Output the material exactly, but drop every image it holds.
——
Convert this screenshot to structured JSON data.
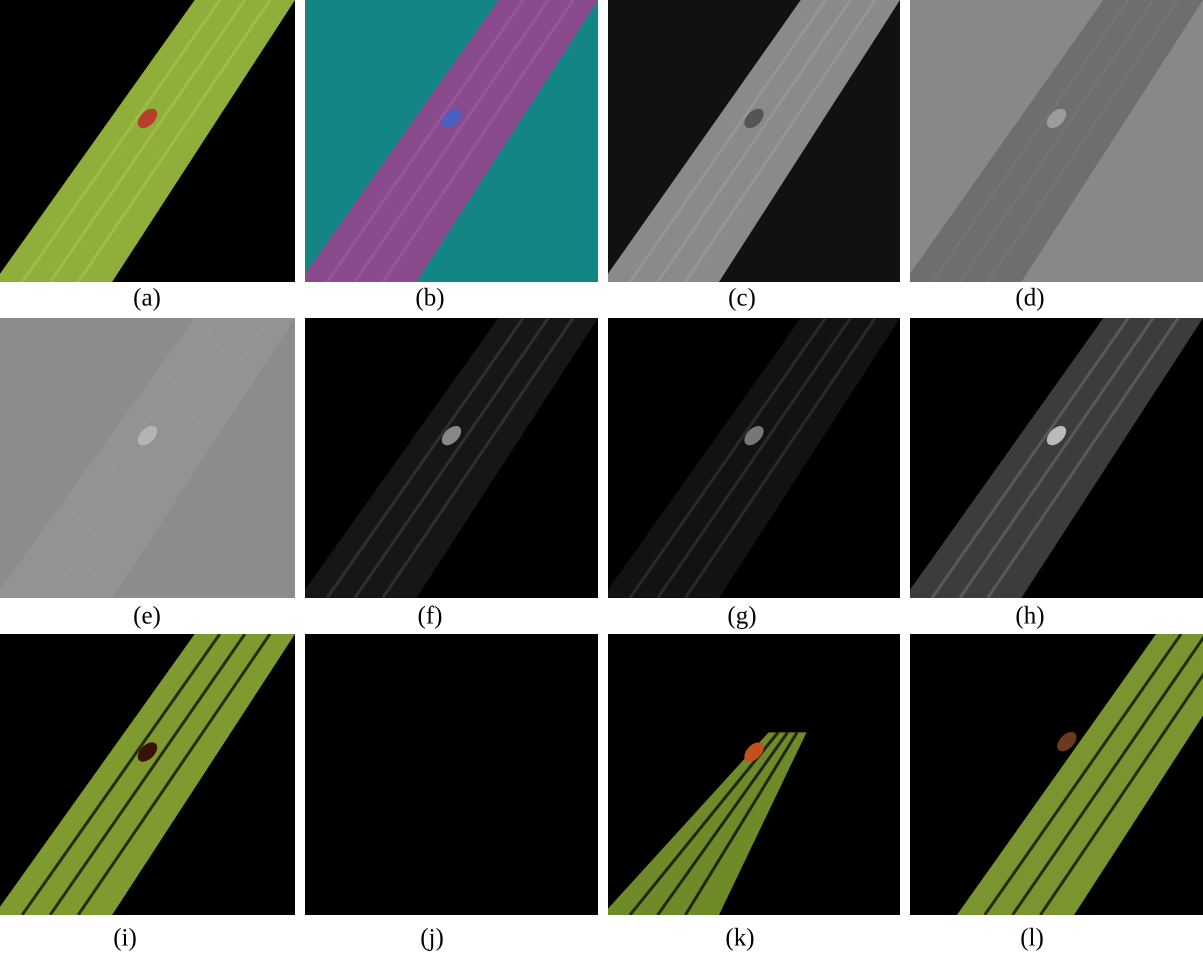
{
  "figure": {
    "panels": [
      {
        "label": "(a)"
      },
      {
        "label": "(b)"
      },
      {
        "label": "(c)"
      },
      {
        "label": "(d)"
      },
      {
        "label": "(e)"
      },
      {
        "label": "(f)"
      },
      {
        "label": "(g)"
      },
      {
        "label": "(h)"
      },
      {
        "label": "(i)"
      },
      {
        "label": "(j)"
      },
      {
        "label": "(k)"
      },
      {
        "label": "(l)"
      }
    ]
  }
}
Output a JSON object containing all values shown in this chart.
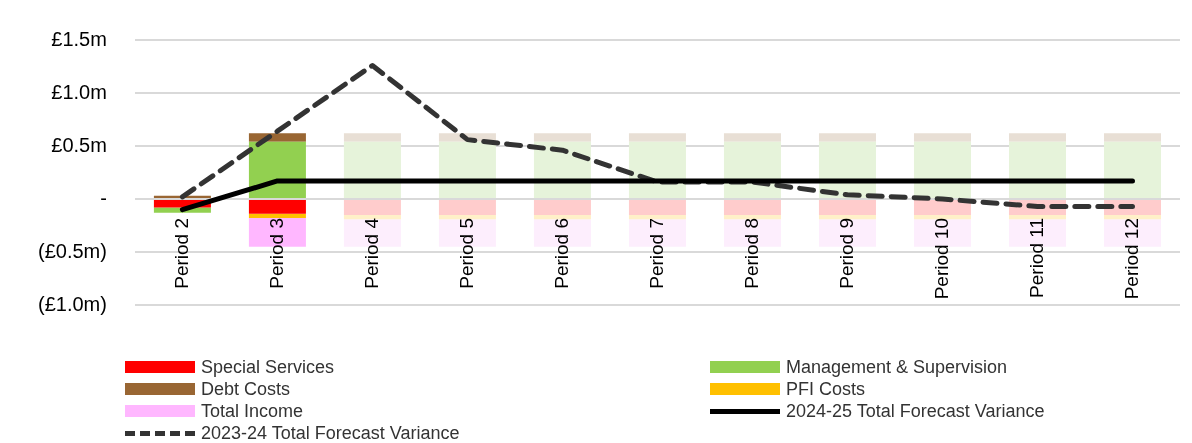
{
  "chart_data": {
    "type": "bar",
    "stacked": true,
    "grid": "y",
    "legend": "bottom",
    "categories": [
      "Period 2",
      "Period 3",
      "Period 4",
      "Period 5",
      "Period 6",
      "Period 7",
      "Period 8",
      "Period 9",
      "Period 10",
      "Period 11",
      "Period 12"
    ],
    "ylim": [
      -1.0,
      1.5
    ],
    "yticks": [
      {
        "value": -1.0,
        "label": "(£1.0m)"
      },
      {
        "value": -0.5,
        "label": "(£0.5m)"
      },
      {
        "value": 0,
        "label": "-"
      },
      {
        "value": 0.5,
        "label": "£0.5m"
      },
      {
        "value": 1.0,
        "label": "£1.0m"
      },
      {
        "value": 1.5,
        "label": "£1.5m"
      }
    ],
    "series": [
      {
        "name": "Special Services",
        "color": "#ff0000",
        "colors": [
          "#ff0000",
          "#ff0000",
          "#ffcccc",
          "#ffcccc",
          "#ffcccc",
          "#ffcccc",
          "#ffcccc",
          "#ffcccc",
          "#ffcccc",
          "#ffcccc",
          "#ffcccc"
        ],
        "values": [
          -0.08,
          -0.14,
          -0.15,
          -0.15,
          -0.15,
          -0.15,
          -0.15,
          -0.15,
          -0.15,
          -0.15,
          -0.15
        ]
      },
      {
        "name": "Management & Supervision",
        "color": "#92d050",
        "colors": [
          "#92d050",
          "#92d050",
          "#e6f3da",
          "#e6f3da",
          "#e6f3da",
          "#e6f3da",
          "#e6f3da",
          "#e6f3da",
          "#e6f3da",
          "#e6f3da",
          "#e6f3da"
        ],
        "values": [
          -0.05,
          0.54,
          0.54,
          0.54,
          0.54,
          0.54,
          0.54,
          0.54,
          0.54,
          0.54,
          0.54
        ]
      },
      {
        "name": "Debt Costs",
        "color": "#996633",
        "colors": [
          "#996633",
          "#996633",
          "#e8dfd5",
          "#e8dfd5",
          "#e8dfd5",
          "#e8dfd5",
          "#e8dfd5",
          "#e8dfd5",
          "#e8dfd5",
          "#e8dfd5",
          "#e8dfd5"
        ],
        "values": [
          0.03,
          0.08,
          0.08,
          0.08,
          0.08,
          0.08,
          0.08,
          0.08,
          0.08,
          0.08,
          0.08
        ]
      },
      {
        "name": "PFI Costs",
        "color": "#ffc000",
        "colors": [
          "#ffc000",
          "#ffc000",
          "#fff0c8",
          "#fff0c8",
          "#fff0c8",
          "#fff0c8",
          "#fff0c8",
          "#fff0c8",
          "#fff0c8",
          "#fff0c8",
          "#fff0c8"
        ],
        "values": [
          0,
          -0.04,
          -0.04,
          -0.04,
          -0.04,
          -0.04,
          -0.04,
          -0.04,
          -0.04,
          -0.04,
          -0.04
        ]
      },
      {
        "name": "Total Income",
        "color": "#ffb7ff",
        "colors": [
          "#ffb7ff",
          "#ffb7ff",
          "#fdeefd",
          "#fdeefd",
          "#fdeefd",
          "#fdeefd",
          "#fdeefd",
          "#fdeefd",
          "#fdeefd",
          "#fdeefd",
          "#fdeefd"
        ],
        "values": [
          0,
          -0.27,
          -0.26,
          -0.26,
          -0.26,
          -0.26,
          -0.26,
          -0.26,
          -0.26,
          -0.26,
          -0.26
        ]
      },
      {
        "name": "2024-25 Total Forecast Variance",
        "type": "line",
        "color": "#000000",
        "line_style": "solid",
        "values": [
          -0.1,
          0.17,
          0.17,
          0.17,
          0.17,
          0.17,
          0.17,
          0.17,
          0.17,
          0.17,
          0.17
        ]
      },
      {
        "name": "2023-24 Total Forecast Variance",
        "type": "line",
        "color": "#333333",
        "line_style": "dashed",
        "values": [
          0.02,
          0.64,
          1.26,
          0.56,
          0.46,
          0.16,
          0.16,
          0.04,
          0.0,
          -0.07,
          -0.07
        ]
      }
    ]
  }
}
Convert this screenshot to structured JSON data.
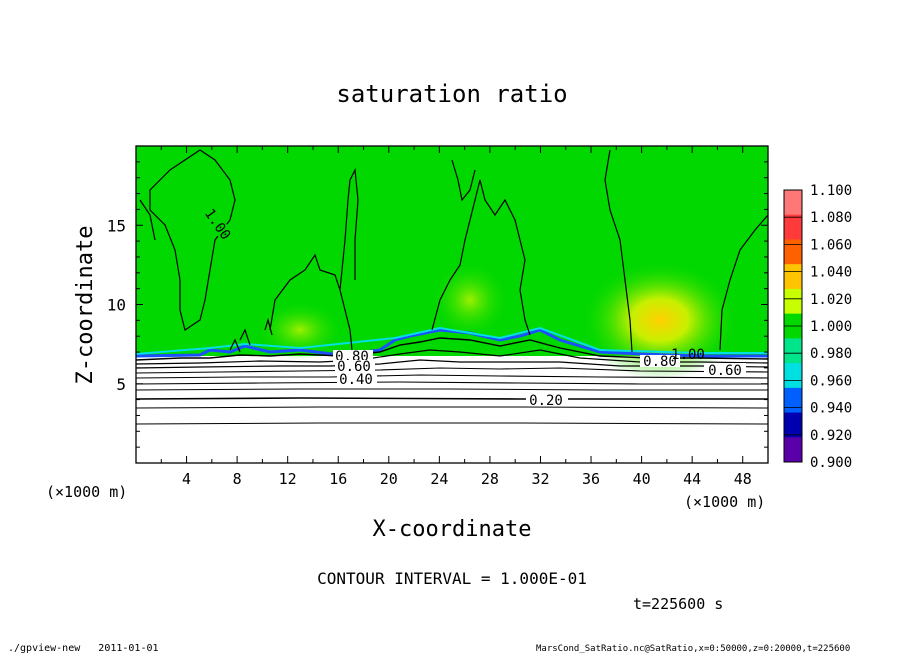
——
TASK SOLUTION:
Convert this screenshot to structured JSON data.
{
  "figure": {
    "panels": [
      {
        "label": "(a)"
      },
      {
        "label": "(b)"
      },
      {
        "label": "(c)"
      },
      {
        "label": "(d)"
      },
      {
        "label": "(e)"
      },
      {
        "label": "(f)"
      },
      {
        "label": "(g)"
      },
      {
        "label": "(h)"
      },
      {
        "label": "(i)"
      },
      {
        "label": "(j)"
      },
      {
        "label": "(k)"
      },
      {
        "label": "(l)"
      }
    ]
  }
}
Output a JSON object containing all values shown in this chart.
{
  "chart_data": {
    "type": "bar",
    "stacked": true,
    "grid": "y",
    "legend": "bottom",
    "categories": [
      "Period 2",
      "Period 3",
      "Period 4",
      "Period 5",
      "Period 6",
      "Period 7",
      "Period 8",
      "Period 9",
      "Period 10",
      "Period 11",
      "Period 12"
    ],
    "ylim": [
      -1.0,
      1.5
    ],
    "yticks": [
      {
        "value": -1.0,
        "label": "(£1.0m)"
      },
      {
        "value": -0.5,
        "label": "(£0.5m)"
      },
      {
        "value": 0,
        "label": "-"
      },
      {
        "value": 0.5,
        "label": "£0.5m"
      },
      {
        "value": 1.0,
        "label": "£1.0m"
      },
      {
        "value": 1.5,
        "label": "£1.5m"
      }
    ],
    "series": [
      {
        "name": "Special Services",
        "color": "#ff0000",
        "colors": [
          "#ff0000",
          "#ff0000",
          "#ffcccc",
          "#ffcccc",
          "#ffcccc",
          "#ffcccc",
          "#ffcccc",
          "#ffcccc",
          "#ffcccc",
          "#ffcccc",
          "#ffcccc"
        ],
        "values": [
          -0.08,
          -0.14,
          -0.15,
          -0.15,
          -0.15,
          -0.15,
          -0.15,
          -0.15,
          -0.15,
          -0.15,
          -0.15
        ]
      },
      {
        "name": "Management & Supervision",
        "color": "#92d050",
        "colors": [
          "#92d050",
          "#92d050",
          "#e6f3da",
          "#e6f3da",
          "#e6f3da",
          "#e6f3da",
          "#e6f3da",
          "#e6f3da",
          "#e6f3da",
          "#e6f3da",
          "#e6f3da"
        ],
        "values": [
          -0.05,
          0.54,
          0.54,
          0.54,
          0.54,
          0.54,
          0.54,
          0.54,
          0.54,
          0.54,
          0.54
        ]
      },
      {
        "name": "Debt Costs",
        "color": "#996633",
        "colors": [
          "#996633",
          "#996633",
          "#e8dfd5",
          "#e8dfd5",
          "#e8dfd5",
          "#e8dfd5",
          "#e8dfd5",
          "#e8dfd5",
          "#e8dfd5",
          "#e8dfd5",
          "#e8dfd5"
        ],
        "values": [
          0.03,
          0.08,
          0.08,
          0.08,
          0.08,
          0.08,
          0.08,
          0.08,
          0.08,
          0.08,
          0.08
        ]
      },
      {
        "name": "PFI Costs",
        "color": "#ffc000",
        "colors": [
          "#ffc000",
          "#ffc000",
          "#fff0c8",
          "#fff0c8",
          "#fff0c8",
          "#fff0c8",
          "#fff0c8",
          "#fff0c8",
          "#fff0c8",
          "#fff0c8",
          "#fff0c8"
        ],
        "values": [
          0,
          -0.04,
          -0.04,
          -0.04,
          -0.04,
          -0.04,
          -0.04,
          -0.04,
          -0.04,
          -0.04,
          -0.04
        ]
      },
      {
        "name": "Total Income",
        "color": "#ffb7ff",
        "colors": [
          "#ffb7ff",
          "#ffb7ff",
          "#fdeefd",
          "#fdeefd",
          "#fdeefd",
          "#fdeefd",
          "#fdeefd",
          "#fdeefd",
          "#fdeefd",
          "#fdeefd",
          "#fdeefd"
        ],
        "values": [
          0,
          -0.27,
          -0.26,
          -0.26,
          -0.26,
          -0.26,
          -0.26,
          -0.26,
          -0.26,
          -0.26,
          -0.26
        ]
      },
      {
        "name": "2024-25 Total Forecast Variance",
        "type": "line",
        "color": "#000000",
        "line_style": "solid",
        "values": [
          -0.1,
          0.17,
          0.17,
          0.17,
          0.17,
          0.17,
          0.17,
          0.17,
          0.17,
          0.17,
          0.17
        ]
      },
      {
        "name": "2023-24 Total Forecast Variance",
        "type": "line",
        "color": "#333333",
        "line_style": "dashed",
        "values": [
          0.02,
          0.64,
          1.26,
          0.56,
          0.46,
          0.16,
          0.16,
          0.04,
          0.0,
          -0.07,
          -0.07
        ]
      }
    ]
  }
}
Convert this screenshot to structured JSON data.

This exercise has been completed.